Return the listing below verbatim. Pictures do not belong in the copy.

Source data:
=====

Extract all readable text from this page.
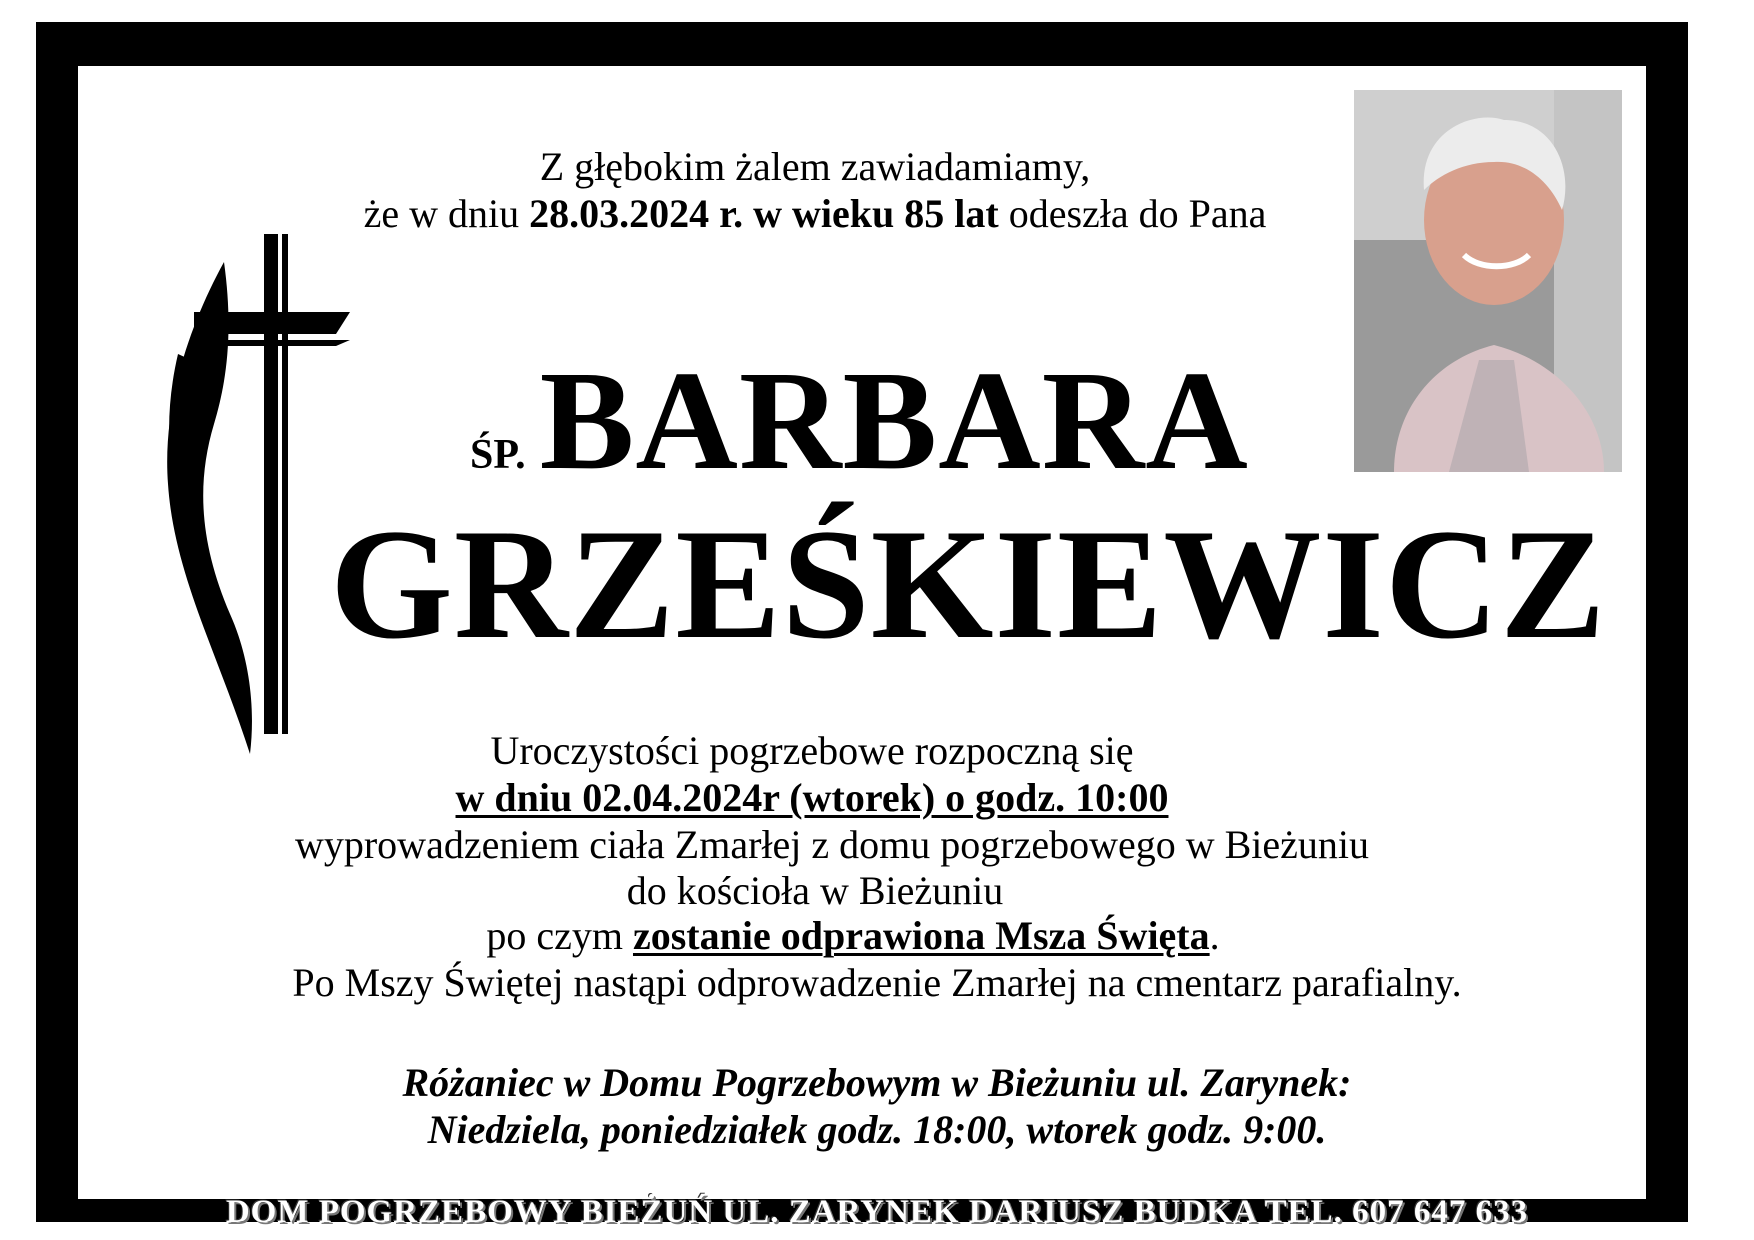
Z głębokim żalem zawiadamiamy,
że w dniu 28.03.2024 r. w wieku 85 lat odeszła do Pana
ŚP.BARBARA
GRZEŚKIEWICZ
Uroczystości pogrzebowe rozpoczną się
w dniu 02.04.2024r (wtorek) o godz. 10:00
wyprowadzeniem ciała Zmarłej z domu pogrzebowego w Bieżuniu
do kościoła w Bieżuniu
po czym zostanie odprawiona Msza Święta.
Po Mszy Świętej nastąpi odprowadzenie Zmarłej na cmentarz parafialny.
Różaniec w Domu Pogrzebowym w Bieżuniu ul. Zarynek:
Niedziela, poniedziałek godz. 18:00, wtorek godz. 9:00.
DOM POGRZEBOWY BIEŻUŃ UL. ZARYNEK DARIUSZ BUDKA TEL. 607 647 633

=====

**RESPONSE TO THIS EXERCISE**
Extract all readable text from this page.
Z głębokim żalem zawiadamiamy,
że w dniu 28.03.2024 r. w wieku 85 lat odeszła do Pana
ŚP.BARBARA
GRZEŚKIEWICZ
Uroczystości pogrzebowe rozpoczną się
w dniu 02.04.2024r (wtorek) o godz. 10:00
wyprowadzeniem ciała Zmarłej z domu pogrzebowego w Bieżuniu
do kościoła w Bieżuniu
po czym zostanie odprawiona Msza Święta.
Po Mszy Świętej nastąpi odprowadzenie Zmarłej na cmentarz parafialny.
Różaniec w Domu Pogrzebowym w Bieżuniu ul. Zarynek:
Niedziela, poniedziałek godz. 18:00, wtorek godz. 9:00.
DOM POGRZEBOWY BIEŻUŃ UL. ZARYNEK DARIUSZ BUDKA TEL. 607 647 633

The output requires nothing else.